## Set task
Every line containing the word "basket" needs to be found and copied.

## Extracted records
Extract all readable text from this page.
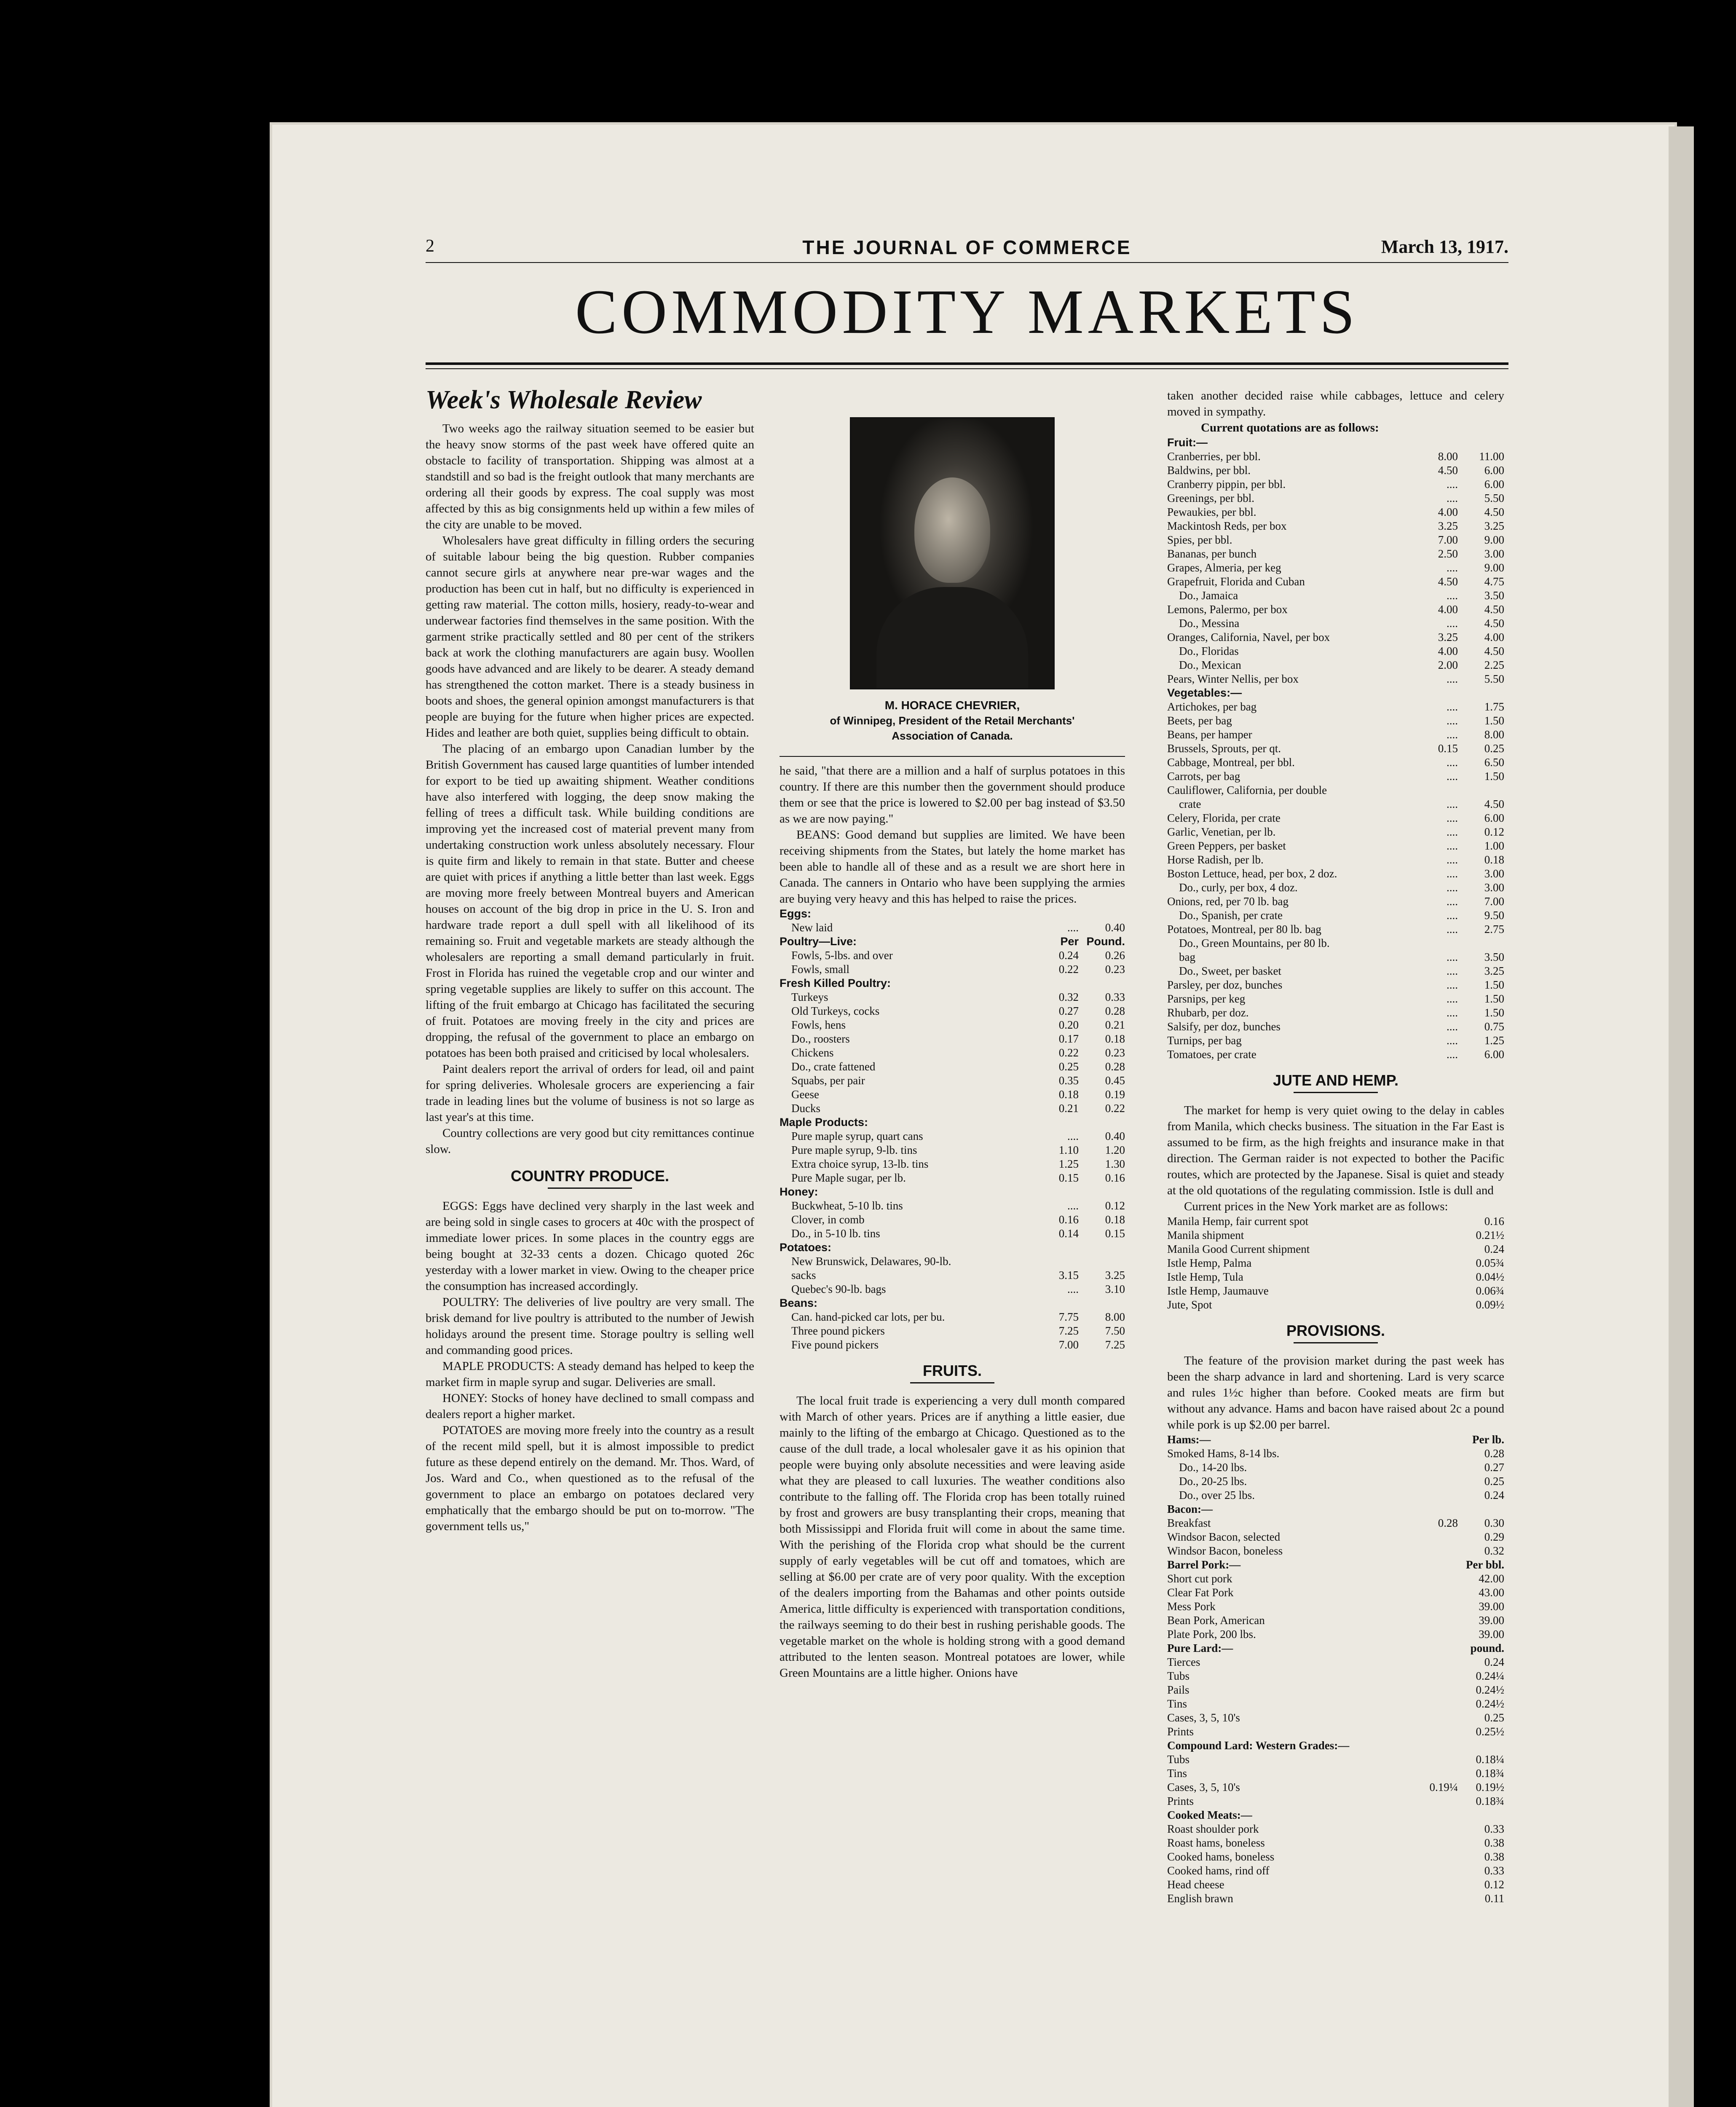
2	THE JOURNAL OF COMMERCE	March 13, 1917.
COMMODITY MARKETS
Week's Wholesale Review

Two weeks ago the railway situation seemed to be easier but the heavy snow storms of the past week have offered quite an obstacle to facility of transportation. Shipping was almost at a standstill and so bad is the freight outlook that many merchants are ordering all their goods by express. The coal supply was most affected by this as big consignments held up within a few miles of the city are unable to be moved.

Wholesalers have great difficulty in filling orders the securing of suitable labour being the big question. Rubber companies cannot secure girls at anywhere near pre-war wages and the production has been cut in half, but no difficulty is experienced in getting raw material. The cotton mills, hosiery, ready-to-wear and underwear factories find themselves in the same position. With the garment strike practically settled and 80 per cent of the strikers back at work the clothing manufacturers are again busy. Woollen goods have advanced and are likely to be dearer. A steady demand has strengthened the cotton market. There is a steady business in boots and shoes, the general opinion amongst manufacturers is that people are buying for the future when higher prices are expected. Hides and leather are both quiet, supplies being difficult to obtain.

The placing of an embargo upon Canadian lumber by the British Government has caused large quantities of lumber intended for export to be tied up awaiting shipment. Weather conditions have also interfered with logging, the deep snow making the felling of trees a difficult task. While building conditions are improving yet the increased cost of material prevent many from undertaking construction work unless absolutely necessary. Flour is quite firm and likely to remain in that state. Butter and cheese are quiet with prices if anything a little better than last week. Eggs are moving more freely between Montreal buyers and American houses on account of the big drop in price in the U. S. Iron and hardware trade report a dull spell with all likelihood of its remaining so. Fruit and vegetable markets are steady although the wholesalers are reporting a small demand particularly in fruit. Frost in Florida has ruined the vegetable crop and our winter and spring vegetable supplies are likely to suffer on this account. The lifting of the fruit embargo at Chicago has facilitated the securing of fruit. Potatoes are moving freely in the city and prices are dropping, the refusal of the government to place an embargo on potatoes has been both praised and criticised by local wholesalers.

Paint dealers report the arrival of orders for lead, oil and paint for spring deliveries. Wholesale grocers are experiencing a fair trade in leading lines but the volume of business is not so large as last year's at this time.

Country collections are very good but city remittances continue slow.

COUNTRY PRODUCE.

EGGS: Eggs have declined very sharply in the last week and are being sold in single cases to grocers at 40c with the prospect of immediate lower prices. In some places in the country eggs are being bought at 32-33 cents a dozen. Chicago quoted 26c yesterday with a lower market in view. Owing to the cheaper price the consumption has increased accordingly.

POULTRY: The deliveries of live poultry are very small. The brisk demand for live poultry is attributed to the number of Jewish holidays around the present time. Storage poultry is selling well and commanding good prices.

MAPLE PRODUCTS: A steady demand has helped to keep the market firm in maple syrup and sugar. Deliveries are small.

HONEY: Stocks of honey have declined to small compass and dealers report a higher market.

POTATOES are moving more freely into the country as a result of the recent mild spell, but it is almost impossible to predict future as these depend entirely on the demand. Mr. Thos. Ward, of Jos. Ward and Co., when questioned as to the refusal of the government to place an embargo on potatoes declared very emphatically that the embargo should be put on to-morrow. "The government tells us,"

M. HORACE CHEVRIER,
of Winnipeg, President of the Retail Merchants'
Association of Canada.

he said, "that there are a million and a half of surplus potatoes in this country. If there are this number then the government should produce them or see that the price is lowered to $2.00 per bag instead of $3.50 as we are now paying."

BEANS: Good demand but supplies are limited. We have been receiving shipments from the States, but lately the home market has been able to handle all of these and as a result we are short here in Canada. The canners in Ontario who have been supplying the armies are buying very heavy and this has helped to raise the prices.

Eggs:		
New laid	....	0.40
Poultry—Live:	Per	Pound.
Fowls, 5-lbs. and over	0.24	0.26
Fowls, small	0.22	0.23
Fresh Killed Poultry:		
Turkeys	0.32	0.33
Old Turkeys, cocks	0.27	0.28
Fowls, hens	0.20	0.21
Do., roosters	0.17	0.18
Chickens	0.22	0.23
Do., crate fattened	0.25	0.28
Squabs, per pair	0.35	0.45
Geese	0.18	0.19
Ducks	0.21	0.22
Maple Products:		
Pure maple syrup, quart cans	....	0.40
Pure maple syrup, 9-lb. tins	1.10	1.20
Extra choice syrup, 13-lb. tins	1.25	1.30
Pure Maple sugar, per lb.	0.15	0.16
Honey:		
Buckwheat, 5-10 lb. tins	....	0.12
Clover, in comb	0.16	0.18
Do., in 5-10 lb. tins	0.14	0.15
Potatoes:		
New Brunswick, Delawares, 90-lb.		
sacks	3.15	3.25
Quebec's 90-lb. bags	....	3.10
Beans:		
Can. hand-picked car lots, per bu.	7.75	8.00
Three pound pickers	7.25	7.50
Five pound pickers	7.00	7.25
FRUITS.

The local fruit trade is experiencing a very dull month compared with March of other years. Prices are if anything a little easier, due mainly to the lifting of the embargo at Chicago. Questioned as to the cause of the dull trade, a local wholesaler gave it as his opinion that people were buying only absolute necessities and were leaving aside what they are pleased to call luxuries. The weather conditions also contribute to the falling off. The Florida crop has been totally ruined by frost and growers are busy transplanting their crops, meaning that both Mississippi and Florida fruit will come in about the same time. With the perishing of the Florida crop what should be the current supply of early vegetables will be cut off and tomatoes, which are selling at $6.00 per crate are of very poor quality. With the exception of the dealers importing from the Bahamas and other points outside America, little difficulty is experienced with transportation conditions, the railways seeming to do their best in rushing perishable goods. The vegetable market on the whole is holding strong with a good demand attributed to the lenten season. Montreal potatoes are lower, while Green Mountains are a little higher. Onions have

taken another decided raise while cabbages, lettuce and celery moved in sympathy.

Current quotations are as follows:

Fruit:—		
Cranberries, per bbl.	8.00	11.00
Baldwins, per bbl.	4.50	6.00
Cranberry pippin, per bbl.	....	6.00
Greenings, per bbl.	....	5.50
Pewaukies, per bbl.	4.00	4.50
Mackintosh Reds, per box	3.25	3.25
Spies, per bbl.	7.00	9.00
Bananas, per bunch	2.50	3.00
Grapes, Almeria, per keg	....	9.00
Grapefruit, Florida and Cuban	4.50	4.75
Do., Jamaica	....	3.50
Lemons, Palermo, per box	4.00	4.50
Do., Messina	....	4.50
Oranges, California, Navel, per box	3.25	4.00
Do., Floridas	4.00	4.50
Do., Mexican	2.00	2.25
Pears, Winter Nellis, per box	....	5.50
Vegetables:—		
Artichokes, per bag	....	1.75
Beets, per bag	....	1.50
Beans, per hamper	....	8.00
Brussels, Sprouts, per qt.	0.15	0.25
Cabbage, Montreal, per bbl.	....	6.50
Carrots, per bag	....	1.50
Cauliflower, California, per double		
crate	....	4.50
Celery, Florida, per crate	....	6.00
Garlic, Venetian, per lb.	....	0.12
Green Peppers, per basket	....	1.00
Horse Radish, per lb.	....	0.18
Boston Lettuce, head, per box, 2 doz.	....	3.00
Do., curly, per box, 4 doz.	....	3.00
Onions, red, per 70 lb. bag	....	7.00
Do., Spanish, per crate	....	9.50
Potatoes, Montreal, per 80 lb. bag	....	2.75
Do., Green Mountains, per 80 lb.		
bag	....	3.50
Do., Sweet, per basket	....	3.25
Parsley, per doz, bunches	....	1.50
Parsnips, per keg	....	1.50
Rhubarb, per doz.	....	1.50
Salsify, per doz, bunches	....	0.75
Turnips, per bag	....	1.25
Tomatoes, per crate	....	6.00
JUTE AND HEMP.

The market for hemp is very quiet owing to the delay in cables from Manila, which checks business. The situation in the Far East is assumed to be firm, as the high freights and insurance make in that direction. The German raider is not expected to bother the Pacific routes, which are protected by the Japanese. Sisal is quiet and steady at the old quotations of the regulating commission. Istle is dull and

Current prices in the New York market are as follows:

Manila Hemp, fair current spot		0.16
Manila shipment		0.21½
Manila Good Current shipment		0.24
Istle Hemp, Palma		0.05¾
Istle Hemp, Tula		0.04½
Istle Hemp, Jaumauve		0.06¾
Jute, Spot		0.09½
PROVISIONS.

The feature of the provision market during the past week has been the sharp advance in lard and shortening. Lard is very scarce and rules 1½c higher than before. Cooked meats are firm but without any advance. Hams and bacon have raised about 2c a pound while pork is up $2.00 per barrel.

Hams:—		Per lb.
Smoked Hams, 8-14 lbs.		0.28
Do., 14-20 lbs.		0.27
Do., 20-25 lbs.		0.25
Do., over 25 lbs.		0.24
Bacon:—		
Breakfast	0.28	0.30
Windsor Bacon, selected		0.29
Windsor Bacon, boneless		0.32
Barrel Pork:—		Per bbl.
Short cut pork		42.00
Clear Fat Pork		43.00
Mess Pork		39.00
Bean Pork, American		39.00
Plate Pork, 200 lbs.		39.00
Pure Lard:—		pound.
Tierces		0.24
Tubs		0.24¼
Pails		0.24½
Tins		0.24½
Cases, 3, 5, 10's		0.25
Prints		0.25½
Compound Lard: Western Grades:—		
Tubs		0.18¼
Tins		0.18¾
Cases, 3, 5, 10's	0.19¼	0.19½
Prints		0.18¾
Cooked Meats:—		
Roast shoulder pork		0.33
Roast hams, boneless		0.38
Cooked hams, boneless		0.38
Cooked hams, rind off		0.33
Head cheese		0.12
English brawn		0.11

## Exercise answer
Green Peppers, per basket	....	1.00
Do., Sweet, per basket	....	3.25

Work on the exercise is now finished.